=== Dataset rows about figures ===
'''
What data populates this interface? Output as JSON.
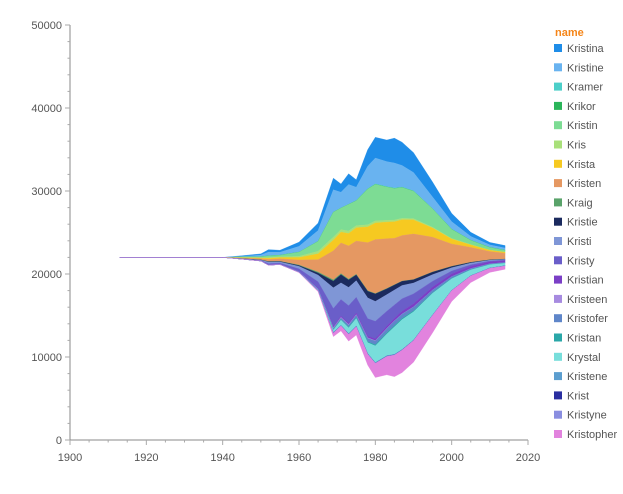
{
  "chart_data": {
    "type": "area",
    "offset": "center",
    "xlabel": "",
    "ylabel": "",
    "x_ticks": [
      "1900",
      "1920",
      "1940",
      "1960",
      "1980",
      "2000",
      "2020"
    ],
    "y_ticks": [
      "0",
      "10000",
      "20000",
      "30000",
      "40000",
      "50000"
    ],
    "xlim": [
      1900,
      2020
    ],
    "ylim": [
      0,
      50000
    ],
    "legend": {
      "title": "name",
      "position": "right"
    },
    "x": [
      1913,
      1930,
      1940,
      1945,
      1950,
      1952,
      1955,
      1960,
      1965,
      1969,
      1971,
      1973,
      1975,
      1978,
      1980,
      1983,
      1985,
      1987,
      1990,
      1995,
      2000,
      2005,
      2010,
      2014
    ],
    "series": [
      {
        "name": "Kristina",
        "color": "#1f8de8",
        "values": [
          0,
          0,
          0,
          80,
          150,
          300,
          250,
          500,
          900,
          1400,
          1000,
          1300,
          900,
          2000,
          2500,
          2600,
          3000,
          2800,
          2400,
          1800,
          1000,
          500,
          300,
          300
        ]
      },
      {
        "name": "Kristine",
        "color": "#69b3f0",
        "values": [
          0,
          0,
          0,
          80,
          200,
          450,
          350,
          700,
          1300,
          2700,
          1900,
          2400,
          1600,
          2700,
          3100,
          3000,
          3000,
          2600,
          2200,
          1400,
          900,
          450,
          280,
          250
        ]
      },
      {
        "name": "Kramer",
        "color": "#4dcfc9",
        "values": [
          0,
          0,
          0,
          0,
          0,
          0,
          0,
          0,
          0,
          0,
          0,
          0,
          20,
          40,
          60,
          60,
          60,
          50,
          40,
          30,
          20,
          20,
          20,
          20
        ]
      },
      {
        "name": "Krikor",
        "color": "#2bb55a",
        "values": [
          0,
          0,
          0,
          0,
          0,
          0,
          0,
          0,
          0,
          0,
          0,
          0,
          10,
          10,
          10,
          10,
          10,
          10,
          10,
          10,
          10,
          10,
          10,
          10
        ]
      },
      {
        "name": "Kristin",
        "color": "#7ddc94",
        "values": [
          0,
          0,
          0,
          50,
          100,
          200,
          200,
          500,
          1200,
          3000,
          2600,
          3200,
          3000,
          4300,
          4400,
          4000,
          3800,
          3700,
          3300,
          2200,
          1100,
          500,
          300,
          200
        ]
      },
      {
        "name": "Kris",
        "color": "#a9e07a",
        "values": [
          0,
          0,
          0,
          30,
          50,
          80,
          80,
          150,
          300,
          350,
          300,
          300,
          250,
          250,
          250,
          220,
          200,
          180,
          150,
          100,
          60,
          40,
          30,
          30
        ]
      },
      {
        "name": "Krista",
        "color": "#f6c921",
        "values": [
          0,
          0,
          0,
          40,
          80,
          150,
          150,
          300,
          700,
          1300,
          1300,
          1500,
          1600,
          1900,
          2000,
          2000,
          2000,
          1900,
          1700,
          1100,
          600,
          300,
          150,
          120
        ]
      },
      {
        "name": "Kristen",
        "color": "#e59862",
        "values": [
          0,
          0,
          0,
          80,
          150,
          250,
          300,
          600,
          1500,
          3500,
          3700,
          4000,
          4000,
          5800,
          6500,
          6000,
          5600,
          5500,
          5500,
          4200,
          2700,
          1800,
          1000,
          700
        ]
      },
      {
        "name": "Kraig",
        "color": "#5aa36a",
        "values": [
          0,
          0,
          0,
          0,
          0,
          10,
          20,
          60,
          120,
          150,
          120,
          100,
          80,
          60,
          50,
          40,
          30,
          20,
          15,
          10,
          10,
          10,
          10,
          10
        ]
      },
      {
        "name": "Kristie",
        "color": "#1b2a5e",
        "values": [
          0,
          0,
          0,
          10,
          20,
          50,
          50,
          100,
          250,
          800,
          1000,
          900,
          700,
          800,
          900,
          700,
          600,
          500,
          400,
          300,
          150,
          80,
          40,
          30
        ]
      },
      {
        "name": "Kristi",
        "color": "#7f96d6",
        "values": [
          0,
          0,
          0,
          20,
          50,
          200,
          150,
          300,
          800,
          2500,
          2000,
          2200,
          2000,
          2500,
          2400,
          2000,
          1800,
          1600,
          1300,
          800,
          400,
          200,
          100,
          80
        ]
      },
      {
        "name": "Kristy",
        "color": "#6a5ec9",
        "values": [
          0,
          0,
          0,
          20,
          50,
          150,
          120,
          300,
          800,
          2200,
          2000,
          2100,
          1900,
          2100,
          2100,
          1800,
          1600,
          1500,
          1200,
          700,
          350,
          180,
          90,
          70
        ]
      },
      {
        "name": "Kristian",
        "color": "#7b3fc6",
        "values": [
          0,
          0,
          0,
          0,
          10,
          20,
          20,
          40,
          80,
          120,
          140,
          160,
          180,
          200,
          220,
          260,
          300,
          340,
          380,
          360,
          320,
          280,
          240,
          220
        ]
      },
      {
        "name": "Kristeen",
        "color": "#a78be0",
        "values": [
          0,
          0,
          0,
          0,
          0,
          10,
          10,
          20,
          40,
          80,
          80,
          80,
          70,
          70,
          60,
          50,
          40,
          30,
          20,
          15,
          10,
          10,
          10,
          10
        ]
      },
      {
        "name": "Kristofer",
        "color": "#5f86c9",
        "values": [
          0,
          0,
          0,
          0,
          0,
          0,
          10,
          20,
          60,
          150,
          200,
          250,
          300,
          400,
          450,
          500,
          550,
          500,
          450,
          300,
          200,
          120,
          80,
          60
        ]
      },
      {
        "name": "Kristan",
        "color": "#2aa7a8",
        "values": [
          0,
          0,
          0,
          0,
          0,
          0,
          0,
          10,
          20,
          50,
          70,
          80,
          100,
          120,
          130,
          140,
          150,
          140,
          120,
          80,
          50,
          30,
          20,
          20
        ]
      },
      {
        "name": "Krystal",
        "color": "#78dedb",
        "values": [
          0,
          0,
          0,
          0,
          0,
          0,
          10,
          20,
          50,
          300,
          600,
          700,
          900,
          1300,
          2000,
          2600,
          3300,
          3600,
          3400,
          2600,
          1400,
          700,
          400,
          300
        ]
      },
      {
        "name": "Kristene",
        "color": "#5c9ecf",
        "values": [
          0,
          0,
          0,
          0,
          0,
          0,
          0,
          10,
          20,
          40,
          40,
          50,
          50,
          60,
          60,
          60,
          60,
          50,
          40,
          30,
          20,
          10,
          10,
          10
        ]
      },
      {
        "name": "Krist",
        "color": "#2a2ea0",
        "values": [
          0,
          0,
          0,
          0,
          0,
          0,
          0,
          0,
          10,
          10,
          10,
          10,
          10,
          10,
          10,
          10,
          10,
          10,
          10,
          10,
          10,
          10,
          10,
          10
        ]
      },
      {
        "name": "Kristyne",
        "color": "#8a8ee0",
        "values": [
          0,
          0,
          0,
          0,
          0,
          0,
          0,
          10,
          20,
          40,
          40,
          40,
          40,
          40,
          40,
          40,
          30,
          30,
          20,
          15,
          10,
          10,
          10,
          10
        ]
      },
      {
        "name": "Kristopher",
        "color": "#e283de",
        "values": [
          0,
          0,
          0,
          0,
          0,
          0,
          10,
          30,
          100,
          400,
          600,
          800,
          1000,
          1300,
          1700,
          2200,
          2600,
          2700,
          2600,
          2100,
          1300,
          800,
          500,
          400
        ]
      }
    ]
  }
}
'''
=== What to work on ===
All the material shown above is to be copied exactly, with no pictures carried over.

=== Correct output ===
What data populates this interface? Output as JSON.
{
  "chart_data": {
    "type": "area",
    "offset": "center",
    "xlabel": "",
    "ylabel": "",
    "x_ticks": [
      "1900",
      "1920",
      "1940",
      "1960",
      "1980",
      "2000",
      "2020"
    ],
    "y_ticks": [
      "0",
      "10000",
      "20000",
      "30000",
      "40000",
      "50000"
    ],
    "xlim": [
      1900,
      2020
    ],
    "ylim": [
      0,
      50000
    ],
    "legend": {
      "title": "name",
      "position": "right"
    },
    "x": [
      1913,
      1930,
      1940,
      1945,
      1950,
      1952,
      1955,
      1960,
      1965,
      1969,
      1971,
      1973,
      1975,
      1978,
      1980,
      1983,
      1985,
      1987,
      1990,
      1995,
      2000,
      2005,
      2010,
      2014
    ],
    "series": [
      {
        "name": "Kristina",
        "color": "#1f8de8",
        "values": [
          0,
          0,
          0,
          80,
          150,
          300,
          250,
          500,
          900,
          1400,
          1000,
          1300,
          900,
          2000,
          2500,
          2600,
          3000,
          2800,
          2400,
          1800,
          1000,
          500,
          300,
          300
        ]
      },
      {
        "name": "Kristine",
        "color": "#69b3f0",
        "values": [
          0,
          0,
          0,
          80,
          200,
          450,
          350,
          700,
          1300,
          2700,
          1900,
          2400,
          1600,
          2700,
          3100,
          3000,
          3000,
          2600,
          2200,
          1400,
          900,
          450,
          280,
          250
        ]
      },
      {
        "name": "Kramer",
        "color": "#4dcfc9",
        "values": [
          0,
          0,
          0,
          0,
          0,
          0,
          0,
          0,
          0,
          0,
          0,
          0,
          20,
          40,
          60,
          60,
          60,
          50,
          40,
          30,
          20,
          20,
          20,
          20
        ]
      },
      {
        "name": "Krikor",
        "color": "#2bb55a",
        "values": [
          0,
          0,
          0,
          0,
          0,
          0,
          0,
          0,
          0,
          0,
          0,
          0,
          10,
          10,
          10,
          10,
          10,
          10,
          10,
          10,
          10,
          10,
          10,
          10
        ]
      },
      {
        "name": "Kristin",
        "color": "#7ddc94",
        "values": [
          0,
          0,
          0,
          50,
          100,
          200,
          200,
          500,
          1200,
          3000,
          2600,
          3200,
          3000,
          4300,
          4400,
          4000,
          3800,
          3700,
          3300,
          2200,
          1100,
          500,
          300,
          200
        ]
      },
      {
        "name": "Kris",
        "color": "#a9e07a",
        "values": [
          0,
          0,
          0,
          30,
          50,
          80,
          80,
          150,
          300,
          350,
          300,
          300,
          250,
          250,
          250,
          220,
          200,
          180,
          150,
          100,
          60,
          40,
          30,
          30
        ]
      },
      {
        "name": "Krista",
        "color": "#f6c921",
        "values": [
          0,
          0,
          0,
          40,
          80,
          150,
          150,
          300,
          700,
          1300,
          1300,
          1500,
          1600,
          1900,
          2000,
          2000,
          2000,
          1900,
          1700,
          1100,
          600,
          300,
          150,
          120
        ]
      },
      {
        "name": "Kristen",
        "color": "#e59862",
        "values": [
          0,
          0,
          0,
          80,
          150,
          250,
          300,
          600,
          1500,
          3500,
          3700,
          4000,
          4000,
          5800,
          6500,
          6000,
          5600,
          5500,
          5500,
          4200,
          2700,
          1800,
          1000,
          700
        ]
      },
      {
        "name": "Kraig",
        "color": "#5aa36a",
        "values": [
          0,
          0,
          0,
          0,
          0,
          10,
          20,
          60,
          120,
          150,
          120,
          100,
          80,
          60,
          50,
          40,
          30,
          20,
          15,
          10,
          10,
          10,
          10,
          10
        ]
      },
      {
        "name": "Kristie",
        "color": "#1b2a5e",
        "values": [
          0,
          0,
          0,
          10,
          20,
          50,
          50,
          100,
          250,
          800,
          1000,
          900,
          700,
          800,
          900,
          700,
          600,
          500,
          400,
          300,
          150,
          80,
          40,
          30
        ]
      },
      {
        "name": "Kristi",
        "color": "#7f96d6",
        "values": [
          0,
          0,
          0,
          20,
          50,
          200,
          150,
          300,
          800,
          2500,
          2000,
          2200,
          2000,
          2500,
          2400,
          2000,
          1800,
          1600,
          1300,
          800,
          400,
          200,
          100,
          80
        ]
      },
      {
        "name": "Kristy",
        "color": "#6a5ec9",
        "values": [
          0,
          0,
          0,
          20,
          50,
          150,
          120,
          300,
          800,
          2200,
          2000,
          2100,
          1900,
          2100,
          2100,
          1800,
          1600,
          1500,
          1200,
          700,
          350,
          180,
          90,
          70
        ]
      },
      {
        "name": "Kristian",
        "color": "#7b3fc6",
        "values": [
          0,
          0,
          0,
          0,
          10,
          20,
          20,
          40,
          80,
          120,
          140,
          160,
          180,
          200,
          220,
          260,
          300,
          340,
          380,
          360,
          320,
          280,
          240,
          220
        ]
      },
      {
        "name": "Kristeen",
        "color": "#a78be0",
        "values": [
          0,
          0,
          0,
          0,
          0,
          10,
          10,
          20,
          40,
          80,
          80,
          80,
          70,
          70,
          60,
          50,
          40,
          30,
          20,
          15,
          10,
          10,
          10,
          10
        ]
      },
      {
        "name": "Kristofer",
        "color": "#5f86c9",
        "values": [
          0,
          0,
          0,
          0,
          0,
          0,
          10,
          20,
          60,
          150,
          200,
          250,
          300,
          400,
          450,
          500,
          550,
          500,
          450,
          300,
          200,
          120,
          80,
          60
        ]
      },
      {
        "name": "Kristan",
        "color": "#2aa7a8",
        "values": [
          0,
          0,
          0,
          0,
          0,
          0,
          0,
          10,
          20,
          50,
          70,
          80,
          100,
          120,
          130,
          140,
          150,
          140,
          120,
          80,
          50,
          30,
          20,
          20
        ]
      },
      {
        "name": "Krystal",
        "color": "#78dedb",
        "values": [
          0,
          0,
          0,
          0,
          0,
          0,
          10,
          20,
          50,
          300,
          600,
          700,
          900,
          1300,
          2000,
          2600,
          3300,
          3600,
          3400,
          2600,
          1400,
          700,
          400,
          300
        ]
      },
      {
        "name": "Kristene",
        "color": "#5c9ecf",
        "values": [
          0,
          0,
          0,
          0,
          0,
          0,
          0,
          10,
          20,
          40,
          40,
          50,
          50,
          60,
          60,
          60,
          60,
          50,
          40,
          30,
          20,
          10,
          10,
          10
        ]
      },
      {
        "name": "Krist",
        "color": "#2a2ea0",
        "values": [
          0,
          0,
          0,
          0,
          0,
          0,
          0,
          0,
          10,
          10,
          10,
          10,
          10,
          10,
          10,
          10,
          10,
          10,
          10,
          10,
          10,
          10,
          10,
          10
        ]
      },
      {
        "name": "Kristyne",
        "color": "#8a8ee0",
        "values": [
          0,
          0,
          0,
          0,
          0,
          0,
          0,
          10,
          20,
          40,
          40,
          40,
          40,
          40,
          40,
          40,
          30,
          30,
          20,
          15,
          10,
          10,
          10,
          10
        ]
      },
      {
        "name": "Kristopher",
        "color": "#e283de",
        "values": [
          0,
          0,
          0,
          0,
          0,
          0,
          10,
          30,
          100,
          400,
          600,
          800,
          1000,
          1300,
          1700,
          2200,
          2600,
          2700,
          2600,
          2100,
          1300,
          800,
          500,
          400
        ]
      }
    ]
  }
}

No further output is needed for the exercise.